_To do_:
Convert the records into a Markdown table with the columns Row and Entry, covering everything from the line containing "450, 62, 464]" down to the line containing "341, 475, 406]", both included. Number each line in Row, put the line itself in Entry, and leave out blank lines.

_Information provided_:
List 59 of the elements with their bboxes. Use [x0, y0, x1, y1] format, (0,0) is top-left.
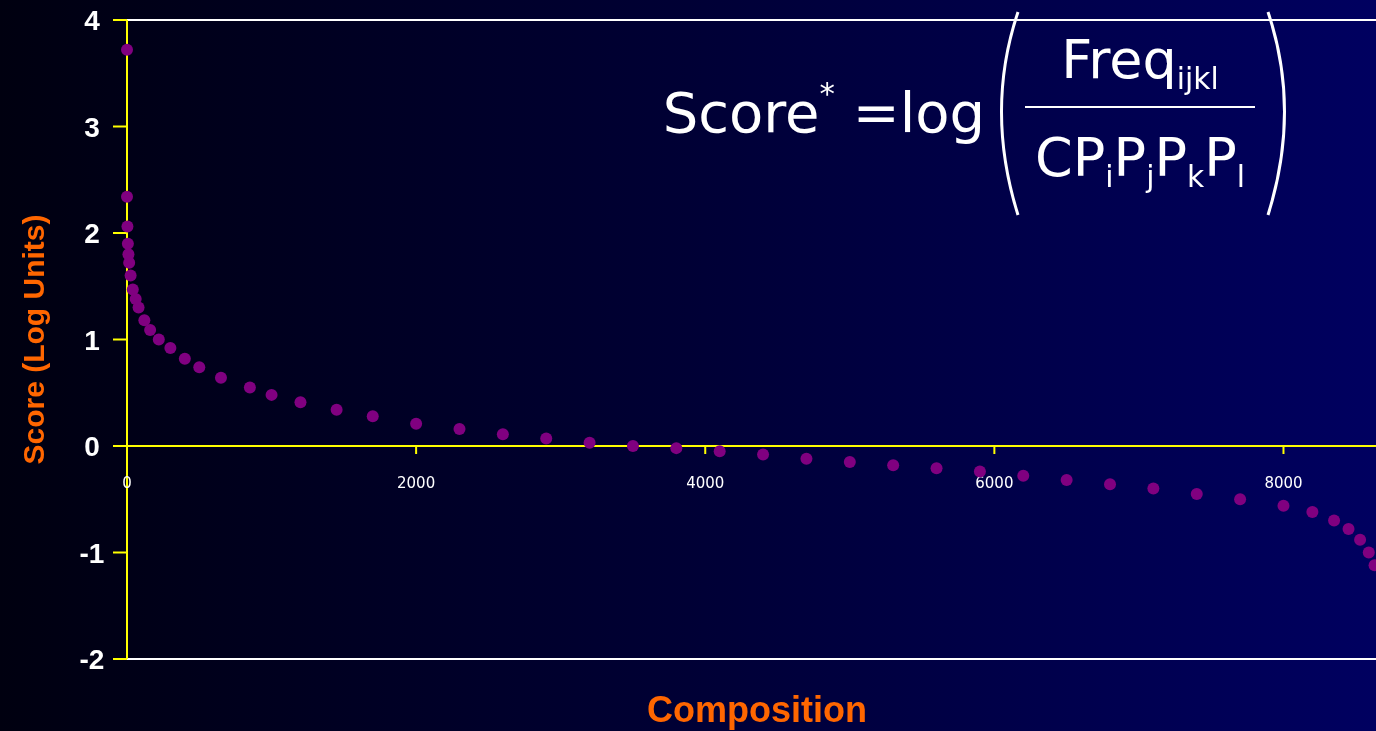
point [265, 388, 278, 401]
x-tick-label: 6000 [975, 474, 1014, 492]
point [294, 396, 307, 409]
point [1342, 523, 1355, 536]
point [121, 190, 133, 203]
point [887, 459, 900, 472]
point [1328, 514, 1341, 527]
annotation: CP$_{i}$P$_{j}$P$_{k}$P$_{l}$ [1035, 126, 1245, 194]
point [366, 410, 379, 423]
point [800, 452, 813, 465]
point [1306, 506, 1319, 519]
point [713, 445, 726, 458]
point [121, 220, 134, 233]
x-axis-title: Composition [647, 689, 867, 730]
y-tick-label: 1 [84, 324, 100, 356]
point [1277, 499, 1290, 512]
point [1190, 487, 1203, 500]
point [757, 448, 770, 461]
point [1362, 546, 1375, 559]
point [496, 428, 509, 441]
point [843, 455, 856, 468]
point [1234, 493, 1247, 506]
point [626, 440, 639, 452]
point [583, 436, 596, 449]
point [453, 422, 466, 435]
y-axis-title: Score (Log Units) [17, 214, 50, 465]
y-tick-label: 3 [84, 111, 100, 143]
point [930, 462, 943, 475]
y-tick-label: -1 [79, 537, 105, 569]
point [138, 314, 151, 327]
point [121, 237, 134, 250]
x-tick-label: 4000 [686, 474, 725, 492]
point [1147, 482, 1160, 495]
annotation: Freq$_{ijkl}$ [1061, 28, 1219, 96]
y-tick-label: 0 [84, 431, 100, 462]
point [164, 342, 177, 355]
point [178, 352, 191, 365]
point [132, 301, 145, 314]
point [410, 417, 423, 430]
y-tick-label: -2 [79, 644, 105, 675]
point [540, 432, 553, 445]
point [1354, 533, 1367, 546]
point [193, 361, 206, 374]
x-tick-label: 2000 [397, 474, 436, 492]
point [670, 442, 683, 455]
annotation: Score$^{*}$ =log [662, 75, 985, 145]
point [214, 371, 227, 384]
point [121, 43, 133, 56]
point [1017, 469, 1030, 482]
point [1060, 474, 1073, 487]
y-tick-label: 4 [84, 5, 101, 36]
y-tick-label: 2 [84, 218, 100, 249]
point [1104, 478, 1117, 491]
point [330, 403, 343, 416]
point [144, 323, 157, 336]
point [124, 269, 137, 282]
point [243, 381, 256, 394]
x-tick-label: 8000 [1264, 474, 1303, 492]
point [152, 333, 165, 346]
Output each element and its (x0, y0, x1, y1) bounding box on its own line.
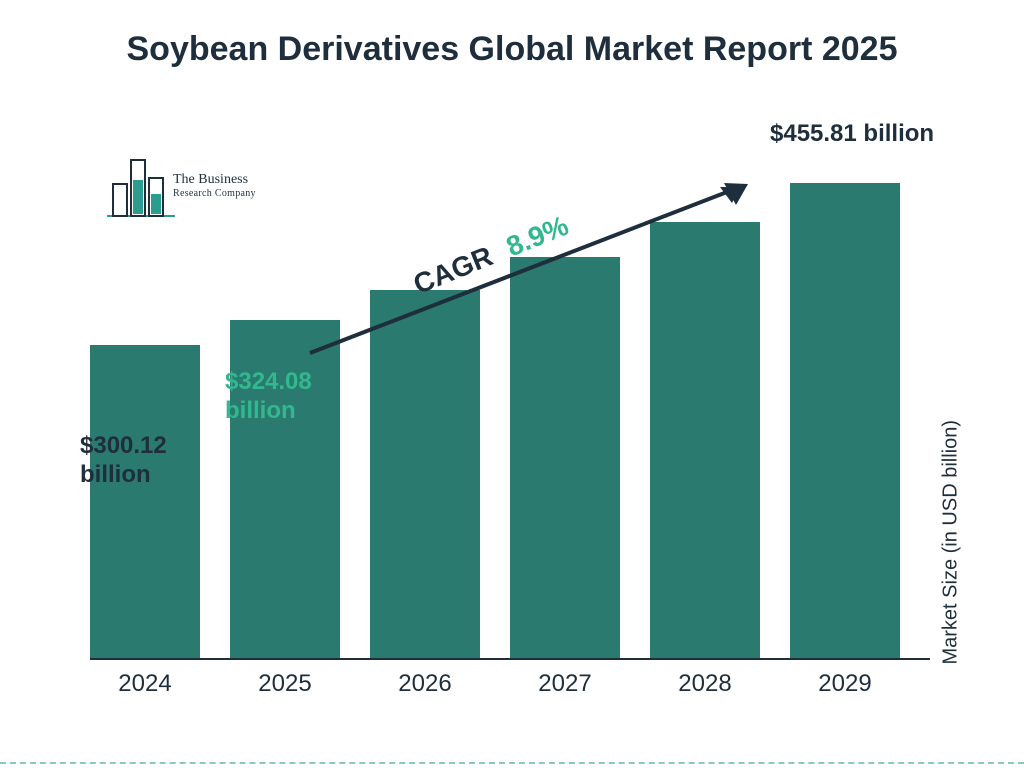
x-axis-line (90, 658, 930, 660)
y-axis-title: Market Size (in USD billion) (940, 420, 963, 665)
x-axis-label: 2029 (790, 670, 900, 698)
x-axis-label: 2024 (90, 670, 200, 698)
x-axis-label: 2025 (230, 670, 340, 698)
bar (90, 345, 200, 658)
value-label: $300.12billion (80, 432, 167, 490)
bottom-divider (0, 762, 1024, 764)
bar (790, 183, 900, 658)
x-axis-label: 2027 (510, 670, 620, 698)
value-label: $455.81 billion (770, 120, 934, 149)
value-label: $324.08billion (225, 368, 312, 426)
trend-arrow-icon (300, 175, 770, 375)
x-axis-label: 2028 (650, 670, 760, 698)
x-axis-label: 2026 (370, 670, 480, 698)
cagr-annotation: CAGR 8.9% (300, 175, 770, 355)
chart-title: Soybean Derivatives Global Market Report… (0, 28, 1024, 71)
* * *
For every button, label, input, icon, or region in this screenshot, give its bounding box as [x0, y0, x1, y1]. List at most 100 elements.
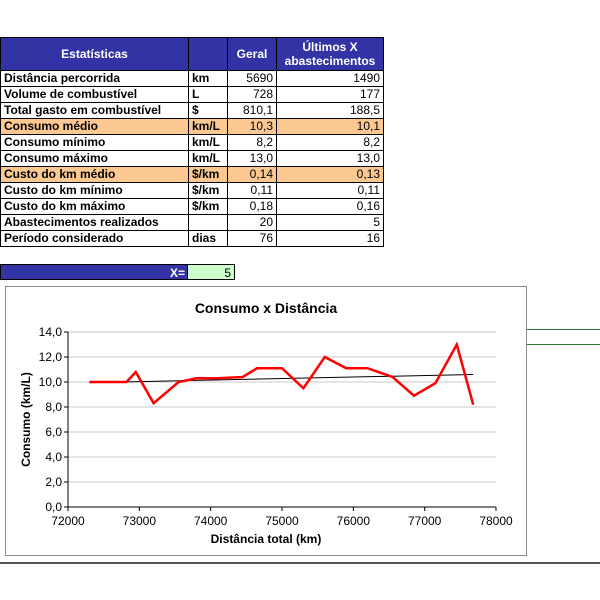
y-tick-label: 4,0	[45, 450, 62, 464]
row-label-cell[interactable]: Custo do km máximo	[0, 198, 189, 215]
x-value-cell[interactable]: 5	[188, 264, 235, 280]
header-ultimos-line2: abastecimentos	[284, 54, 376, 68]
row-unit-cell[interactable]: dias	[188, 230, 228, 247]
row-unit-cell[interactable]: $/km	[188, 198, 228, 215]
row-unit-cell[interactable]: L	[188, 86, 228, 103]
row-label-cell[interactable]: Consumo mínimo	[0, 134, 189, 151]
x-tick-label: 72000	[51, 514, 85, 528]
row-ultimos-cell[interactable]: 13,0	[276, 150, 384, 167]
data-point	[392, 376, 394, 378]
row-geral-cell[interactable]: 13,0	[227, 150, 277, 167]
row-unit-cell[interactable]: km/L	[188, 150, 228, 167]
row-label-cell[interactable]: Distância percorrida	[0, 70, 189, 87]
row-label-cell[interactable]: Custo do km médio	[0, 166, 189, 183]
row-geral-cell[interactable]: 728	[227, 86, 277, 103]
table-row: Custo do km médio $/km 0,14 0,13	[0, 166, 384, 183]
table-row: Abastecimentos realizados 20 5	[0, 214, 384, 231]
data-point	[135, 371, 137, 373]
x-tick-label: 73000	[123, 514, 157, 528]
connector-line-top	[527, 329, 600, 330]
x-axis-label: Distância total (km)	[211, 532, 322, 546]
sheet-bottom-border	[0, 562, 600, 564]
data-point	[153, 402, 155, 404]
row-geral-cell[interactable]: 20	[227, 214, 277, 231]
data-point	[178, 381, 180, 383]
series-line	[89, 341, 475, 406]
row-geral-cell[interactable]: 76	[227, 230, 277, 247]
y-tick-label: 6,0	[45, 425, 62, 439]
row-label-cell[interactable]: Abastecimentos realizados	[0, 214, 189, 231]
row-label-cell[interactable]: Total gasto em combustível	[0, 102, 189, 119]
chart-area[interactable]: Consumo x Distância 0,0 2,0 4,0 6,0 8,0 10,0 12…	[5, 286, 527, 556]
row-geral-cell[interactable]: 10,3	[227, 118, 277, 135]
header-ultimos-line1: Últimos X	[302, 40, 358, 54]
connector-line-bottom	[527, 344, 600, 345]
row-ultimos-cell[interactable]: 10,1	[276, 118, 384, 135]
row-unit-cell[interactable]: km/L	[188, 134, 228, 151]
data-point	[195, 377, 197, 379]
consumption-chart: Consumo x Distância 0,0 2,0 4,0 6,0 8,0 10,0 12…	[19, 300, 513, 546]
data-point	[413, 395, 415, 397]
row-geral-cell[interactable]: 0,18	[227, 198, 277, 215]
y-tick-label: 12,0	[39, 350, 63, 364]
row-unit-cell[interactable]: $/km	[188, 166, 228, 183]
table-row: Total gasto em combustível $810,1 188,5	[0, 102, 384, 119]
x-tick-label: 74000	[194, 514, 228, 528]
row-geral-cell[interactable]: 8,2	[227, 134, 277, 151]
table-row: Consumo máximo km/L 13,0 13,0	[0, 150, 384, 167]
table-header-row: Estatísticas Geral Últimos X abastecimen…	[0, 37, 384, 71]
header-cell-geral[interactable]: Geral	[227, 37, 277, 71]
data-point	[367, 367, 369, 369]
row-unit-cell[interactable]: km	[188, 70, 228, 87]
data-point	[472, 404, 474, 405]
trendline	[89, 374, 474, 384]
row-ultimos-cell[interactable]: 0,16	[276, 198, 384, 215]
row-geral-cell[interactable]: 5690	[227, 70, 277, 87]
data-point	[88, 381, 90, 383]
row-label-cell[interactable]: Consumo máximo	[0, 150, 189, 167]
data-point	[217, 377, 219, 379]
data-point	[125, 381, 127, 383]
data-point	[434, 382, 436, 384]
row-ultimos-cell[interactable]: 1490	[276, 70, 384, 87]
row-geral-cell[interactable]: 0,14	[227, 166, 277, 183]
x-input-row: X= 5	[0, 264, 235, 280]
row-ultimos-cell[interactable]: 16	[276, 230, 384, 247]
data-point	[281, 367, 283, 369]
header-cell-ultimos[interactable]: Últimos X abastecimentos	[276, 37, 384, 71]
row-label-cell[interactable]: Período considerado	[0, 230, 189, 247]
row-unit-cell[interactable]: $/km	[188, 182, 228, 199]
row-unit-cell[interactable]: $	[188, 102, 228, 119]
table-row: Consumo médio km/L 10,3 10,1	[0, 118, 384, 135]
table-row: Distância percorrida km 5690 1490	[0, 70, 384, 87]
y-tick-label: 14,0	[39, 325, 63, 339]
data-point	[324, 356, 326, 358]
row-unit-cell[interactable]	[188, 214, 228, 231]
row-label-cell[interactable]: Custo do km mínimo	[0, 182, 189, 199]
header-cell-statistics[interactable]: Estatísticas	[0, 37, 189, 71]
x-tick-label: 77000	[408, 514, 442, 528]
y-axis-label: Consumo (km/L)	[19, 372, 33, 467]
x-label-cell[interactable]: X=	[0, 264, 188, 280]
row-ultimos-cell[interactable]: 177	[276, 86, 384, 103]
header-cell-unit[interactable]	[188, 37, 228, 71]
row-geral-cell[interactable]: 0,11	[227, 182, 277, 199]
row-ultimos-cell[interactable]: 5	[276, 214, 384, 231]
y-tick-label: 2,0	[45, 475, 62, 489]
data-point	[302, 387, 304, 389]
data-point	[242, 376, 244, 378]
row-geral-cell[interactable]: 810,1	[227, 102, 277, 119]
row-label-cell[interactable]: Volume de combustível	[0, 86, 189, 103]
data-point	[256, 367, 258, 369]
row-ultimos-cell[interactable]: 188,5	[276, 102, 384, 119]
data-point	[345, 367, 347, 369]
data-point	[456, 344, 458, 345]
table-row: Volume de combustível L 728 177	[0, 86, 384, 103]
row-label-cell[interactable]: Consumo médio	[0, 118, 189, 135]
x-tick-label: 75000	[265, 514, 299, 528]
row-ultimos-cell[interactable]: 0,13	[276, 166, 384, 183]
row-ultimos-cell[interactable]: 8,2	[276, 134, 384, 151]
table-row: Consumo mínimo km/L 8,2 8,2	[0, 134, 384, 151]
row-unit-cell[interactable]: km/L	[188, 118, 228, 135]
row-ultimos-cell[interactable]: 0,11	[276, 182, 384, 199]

_Problem solution_:
| Row | Entry |
|---|---|
| 1 | y-tick-label: 4,0	[45, 450, 62, 464] |
| 2 | row-label-cell[interactable]: Custo do km máximo	[0, 198, 189, 215] |
| 3 | x-value-cell[interactable]: 5	[188, 264, 235, 280] |
| 4 | header-ultimos-line2: abastecimentos	[284, 54, 376, 68] |
| 5 | row-unit-cell[interactable]: dias	[188, 230, 228, 247] |
| 6 | row-unit-cell[interactable]: $/km	[188, 198, 228, 215] |
| 7 | row-unit-cell[interactable]: L	[188, 86, 228, 103] |
| 8 | row-label-cell[interactable]: Consumo mínimo	[0, 134, 189, 151] |
| 9 | x-tick-label: 72000	[51, 514, 85, 528] |
| 10 | row-ultimos-cell[interactable]: 13,0	[276, 150, 384, 167] |
| 11 | data-point	[392, 376, 394, 378] |
| 12 | row-geral-cell[interactable]: 13,0	[227, 150, 277, 167] |
| 13 | row-unit-cell[interactable]: km/L	[188, 150, 228, 167] |
| 14 | row-label-cell[interactable]: Distância percorrida	[0, 70, 189, 87] |
| 15 | row-label-cell[interactable]: Custo do km médio	[0, 166, 189, 183] |
| 16 | row-geral-cell[interactable]: 728	[227, 86, 277, 103] |
| 17 | table-row: Custo do km médio $/km 0,14 0,13	[0, 166, 384, 183] |
| 18 | table-row: Abastecimentos realizados 20 5	[0, 214, 384, 231] |
| 19 | data-point	[135, 371, 137, 373] |
| 20 | x-tick-label: 73000	[123, 514, 157, 528] |
| 21 | connector-line-top	[527, 329, 600, 330] |
| 22 | x-axis-label: Distância total (km)	[211, 532, 322, 546] |
| 23 | sheet-bottom-border	[0, 562, 600, 564] |
| 24 | data-point	[153, 402, 155, 404] |
| 25 | row-geral-cell[interactable]: 20	[227, 214, 277, 231] |
| 26 | data-point	[178, 381, 180, 383] |
| 27 | series-line	[89, 341, 475, 406] |